Short problem:
Copy out all the entries word for word.

Saved data entries
================

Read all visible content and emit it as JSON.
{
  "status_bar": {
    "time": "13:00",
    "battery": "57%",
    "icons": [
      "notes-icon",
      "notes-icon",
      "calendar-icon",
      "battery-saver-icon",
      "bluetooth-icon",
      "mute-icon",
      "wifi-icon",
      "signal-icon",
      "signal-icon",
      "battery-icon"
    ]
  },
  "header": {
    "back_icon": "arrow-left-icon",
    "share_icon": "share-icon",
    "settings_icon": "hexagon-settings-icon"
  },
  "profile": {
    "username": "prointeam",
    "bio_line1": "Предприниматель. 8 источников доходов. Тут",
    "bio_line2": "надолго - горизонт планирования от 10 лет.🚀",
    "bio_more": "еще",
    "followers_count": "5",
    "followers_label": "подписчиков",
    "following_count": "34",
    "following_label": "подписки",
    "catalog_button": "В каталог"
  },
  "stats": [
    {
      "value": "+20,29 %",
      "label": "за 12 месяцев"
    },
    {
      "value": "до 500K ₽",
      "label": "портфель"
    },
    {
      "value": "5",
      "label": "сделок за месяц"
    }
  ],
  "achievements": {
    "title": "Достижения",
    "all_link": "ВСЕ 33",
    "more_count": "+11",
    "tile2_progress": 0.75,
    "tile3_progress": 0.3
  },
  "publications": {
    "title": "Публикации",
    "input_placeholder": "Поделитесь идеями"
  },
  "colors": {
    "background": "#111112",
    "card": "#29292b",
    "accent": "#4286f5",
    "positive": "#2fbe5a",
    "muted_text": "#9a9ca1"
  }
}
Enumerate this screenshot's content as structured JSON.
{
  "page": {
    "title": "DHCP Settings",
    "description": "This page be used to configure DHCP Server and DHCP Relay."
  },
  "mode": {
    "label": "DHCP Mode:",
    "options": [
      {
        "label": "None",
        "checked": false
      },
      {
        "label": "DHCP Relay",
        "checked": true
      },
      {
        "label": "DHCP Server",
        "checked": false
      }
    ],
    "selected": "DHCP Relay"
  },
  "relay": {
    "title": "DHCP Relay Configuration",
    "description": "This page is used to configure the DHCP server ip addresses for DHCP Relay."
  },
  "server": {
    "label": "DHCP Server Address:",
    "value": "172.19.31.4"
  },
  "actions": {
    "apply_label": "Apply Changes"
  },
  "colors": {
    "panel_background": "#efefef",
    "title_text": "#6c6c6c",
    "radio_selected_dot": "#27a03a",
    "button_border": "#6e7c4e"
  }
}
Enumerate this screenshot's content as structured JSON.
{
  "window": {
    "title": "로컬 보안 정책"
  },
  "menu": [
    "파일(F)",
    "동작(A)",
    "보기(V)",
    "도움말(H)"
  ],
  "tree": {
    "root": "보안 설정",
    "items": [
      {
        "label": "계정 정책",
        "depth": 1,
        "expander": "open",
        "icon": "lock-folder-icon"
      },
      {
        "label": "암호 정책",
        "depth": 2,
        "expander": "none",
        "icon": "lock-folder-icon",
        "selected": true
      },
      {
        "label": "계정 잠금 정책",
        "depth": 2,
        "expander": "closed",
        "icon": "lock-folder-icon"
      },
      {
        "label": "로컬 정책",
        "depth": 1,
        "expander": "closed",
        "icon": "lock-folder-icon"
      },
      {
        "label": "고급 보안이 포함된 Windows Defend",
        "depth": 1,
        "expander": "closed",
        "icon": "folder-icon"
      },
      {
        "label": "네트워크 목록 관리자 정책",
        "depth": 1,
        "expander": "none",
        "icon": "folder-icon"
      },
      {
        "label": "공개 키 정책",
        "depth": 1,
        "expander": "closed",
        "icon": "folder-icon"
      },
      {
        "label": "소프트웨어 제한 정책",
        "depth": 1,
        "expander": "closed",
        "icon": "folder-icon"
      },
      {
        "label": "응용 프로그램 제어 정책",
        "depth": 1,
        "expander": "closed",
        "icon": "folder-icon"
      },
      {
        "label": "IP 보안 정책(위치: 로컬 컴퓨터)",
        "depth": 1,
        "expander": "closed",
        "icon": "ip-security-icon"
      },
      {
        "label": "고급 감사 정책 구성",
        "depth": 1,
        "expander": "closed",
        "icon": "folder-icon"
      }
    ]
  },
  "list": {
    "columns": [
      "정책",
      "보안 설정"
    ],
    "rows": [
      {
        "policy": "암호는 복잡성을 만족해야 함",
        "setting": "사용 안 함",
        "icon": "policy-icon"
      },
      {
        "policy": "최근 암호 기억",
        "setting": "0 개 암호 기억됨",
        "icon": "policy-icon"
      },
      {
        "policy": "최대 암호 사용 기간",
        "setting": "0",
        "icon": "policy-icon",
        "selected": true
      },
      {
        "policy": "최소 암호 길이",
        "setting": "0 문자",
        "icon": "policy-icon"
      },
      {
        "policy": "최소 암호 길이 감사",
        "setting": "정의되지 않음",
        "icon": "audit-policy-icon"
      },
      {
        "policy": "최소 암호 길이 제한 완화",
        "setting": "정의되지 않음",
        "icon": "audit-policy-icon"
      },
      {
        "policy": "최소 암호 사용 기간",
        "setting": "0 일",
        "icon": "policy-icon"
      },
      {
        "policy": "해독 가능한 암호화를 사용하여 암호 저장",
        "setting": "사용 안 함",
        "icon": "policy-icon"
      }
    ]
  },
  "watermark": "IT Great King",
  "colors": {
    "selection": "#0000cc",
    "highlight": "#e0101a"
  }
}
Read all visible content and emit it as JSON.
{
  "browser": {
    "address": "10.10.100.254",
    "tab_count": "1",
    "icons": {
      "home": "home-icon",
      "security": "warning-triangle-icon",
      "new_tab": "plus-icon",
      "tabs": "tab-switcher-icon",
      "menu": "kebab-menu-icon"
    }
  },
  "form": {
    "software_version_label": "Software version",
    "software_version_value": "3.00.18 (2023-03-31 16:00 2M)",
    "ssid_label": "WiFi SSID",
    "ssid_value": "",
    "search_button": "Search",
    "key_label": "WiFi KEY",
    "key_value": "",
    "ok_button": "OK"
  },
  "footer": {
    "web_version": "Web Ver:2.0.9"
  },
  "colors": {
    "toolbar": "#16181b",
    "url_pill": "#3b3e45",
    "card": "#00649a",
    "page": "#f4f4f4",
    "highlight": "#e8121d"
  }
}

================

Solution to this problem:
Read all visible content and emit it as JSON.
{
  "status_bar": {
    "time": "13:00",
    "battery": "57%",
    "icons": [
      "notes-icon",
      "notes-icon",
      "calendar-icon",
      "battery-saver-icon",
      "bluetooth-icon",
      "mute-icon",
      "wifi-icon",
      "signal-icon",
      "signal-icon",
      "battery-icon"
    ]
  },
  "header": {
    "back_icon": "arrow-left-icon",
    "share_icon": "share-icon",
    "settings_icon": "hexagon-settings-icon"
  },
  "profile": {
    "username": "prointeam",
    "bio_line1": "Предприниматель. 8 источников доходов. Тут",
    "bio_line2": "надолго - горизонт планирования от 10 лет.🚀",
    "bio_more": "еще",
    "followers_count": "5",
    "followers_label": "подписчиков",
    "following_count": "34",
    "following_label": "подписки",
    "catalog_button": "В каталог"
  },
  "stats": [
    {
      "value": "+20,29 %",
      "label": "за 12 месяцев"
    },
    {
      "value": "до 500K ₽",
      "label": "портфель"
    },
    {
      "value": "5",
      "label": "сделок за месяц"
    }
  ],
  "achievements": {
    "title": "Достижения",
    "all_link": "ВСЕ 33",
    "more_count": "+11",
    "tile2_progress": 0.75,
    "tile3_progress": 0.3
  },
  "publications": {
    "title": "Публикации",
    "input_placeholder": "Поделитесь идеями"
  },
  "colors": {
    "background": "#111112",
    "card": "#29292b",
    "accent": "#4286f5",
    "positive": "#2fbe5a",
    "muted_text": "#9a9ca1"
  }
}
Enumerate this screenshot's content as structured JSON.
{
  "page": {
    "title": "DHCP Settings",
    "description": "This page be used to configure DHCP Server and DHCP Relay."
  },
  "mode": {
    "label": "DHCP Mode:",
    "options": [
      {
        "label": "None",
        "checked": false
      },
      {
        "label": "DHCP Relay",
        "checked": true
      },
      {
        "label": "DHCP Server",
        "checked": false
      }
    ],
    "selected": "DHCP Relay"
  },
  "relay": {
    "title": "DHCP Relay Configuration",
    "description": "This page is used to configure the DHCP server ip addresses for DHCP Relay."
  },
  "server": {
    "label": "DHCP Server Address:",
    "value": "172.19.31.4"
  },
  "actions": {
    "apply_label": "Apply Changes"
  },
  "colors": {
    "panel_background": "#efefef",
    "title_text": "#6c6c6c",
    "radio_selected_dot": "#27a03a",
    "button_border": "#6e7c4e"
  }
}
Enumerate this screenshot's content as structured JSON.
{
  "window": {
    "title": "로컬 보안 정책"
  },
  "menu": [
    "파일(F)",
    "동작(A)",
    "보기(V)",
    "도움말(H)"
  ],
  "tree": {
    "root": "보안 설정",
    "items": [
      {
        "label": "계정 정책",
        "depth": 1,
        "expander": "open",
        "icon": "lock-folder-icon"
      },
      {
        "label": "암호 정책",
        "depth": 2,
        "expander": "none",
        "icon": "lock-folder-icon",
        "selected": true
      },
      {
        "label": "계정 잠금 정책",
        "depth": 2,
        "expander": "closed",
        "icon": "lock-folder-icon"
      },
      {
        "label": "로컬 정책",
        "depth": 1,
        "expander": "closed",
        "icon": "lock-folder-icon"
      },
      {
        "label": "고급 보안이 포함된 Windows Defend",
        "depth": 1,
        "expander": "closed",
        "icon": "folder-icon"
      },
      {
        "label": "네트워크 목록 관리자 정책",
        "depth": 1,
        "expander": "none",
        "icon": "folder-icon"
      },
      {
        "label": "공개 키 정책",
        "depth": 1,
        "expander": "closed",
        "icon": "folder-icon"
      },
      {
        "label": "소프트웨어 제한 정책",
        "depth": 1,
        "expander": "closed",
        "icon": "folder-icon"
      },
      {
        "label": "응용 프로그램 제어 정책",
        "depth": 1,
        "expander": "closed",
        "icon": "folder-icon"
      },
      {
        "label": "IP 보안 정책(위치: 로컬 컴퓨터)",
        "depth": 1,
        "expander": "closed",
        "icon": "ip-security-icon"
      },
      {
        "label": "고급 감사 정책 구성",
        "depth": 1,
        "expander": "closed",
        "icon": "folder-icon"
      }
    ]
  },
  "list": {
    "columns": [
      "정책",
      "보안 설정"
    ],
    "rows": [
      {
        "policy": "암호는 복잡성을 만족해야 함",
        "setting": "사용 안 함",
        "icon": "policy-icon"
      },
      {
        "policy": "최근 암호 기억",
        "setting": "0 개 암호 기억됨",
        "icon": "policy-icon"
      },
      {
        "policy": "최대 암호 사용 기간",
        "setting": "0",
        "icon": "policy-icon",
        "selected": true
      },
      {
        "policy": "최소 암호 길이",
        "setting": "0 문자",
        "icon": "policy-icon"
      },
      {
        "policy": "최소 암호 길이 감사",
        "setting": "정의되지 않음",
        "icon": "audit-policy-icon"
      },
      {
        "policy": "최소 암호 길이 제한 완화",
        "setting": "정의되지 않음",
        "icon": "audit-policy-icon"
      },
      {
        "policy": "최소 암호 사용 기간",
        "setting": "0 일",
        "icon": "policy-icon"
      },
      {
        "policy": "해독 가능한 암호화를 사용하여 암호 저장",
        "setting": "사용 안 함",
        "icon": "policy-icon"
      }
    ]
  },
  "watermark": "IT Great King",
  "colors": {
    "selection": "#0000cc",
    "highlight": "#e0101a"
  }
}
Read all visible content and emit it as JSON.
{
  "browser": {
    "address": "10.10.100.254",
    "tab_count": "1",
    "icons": {
      "home": "home-icon",
      "security": "warning-triangle-icon",
      "new_tab": "plus-icon",
      "tabs": "tab-switcher-icon",
      "menu": "kebab-menu-icon"
    }
  },
  "form": {
    "software_version_label": "Software version",
    "software_version_value": "3.00.18 (2023-03-31 16:00 2M)",
    "ssid_label": "WiFi SSID",
    "ssid_value": "",
    "search_button": "Search",
    "key_label": "WiFi KEY",
    "key_value": "",
    "ok_button": "OK"
  },
  "footer": {
    "web_version": "Web Ver:2.0.9"
  },
  "colors": {
    "toolbar": "#16181b",
    "url_pill": "#3b3e45",
    "card": "#00649a",
    "page": "#f4f4f4",
    "highlight": "#e8121d"
  }
}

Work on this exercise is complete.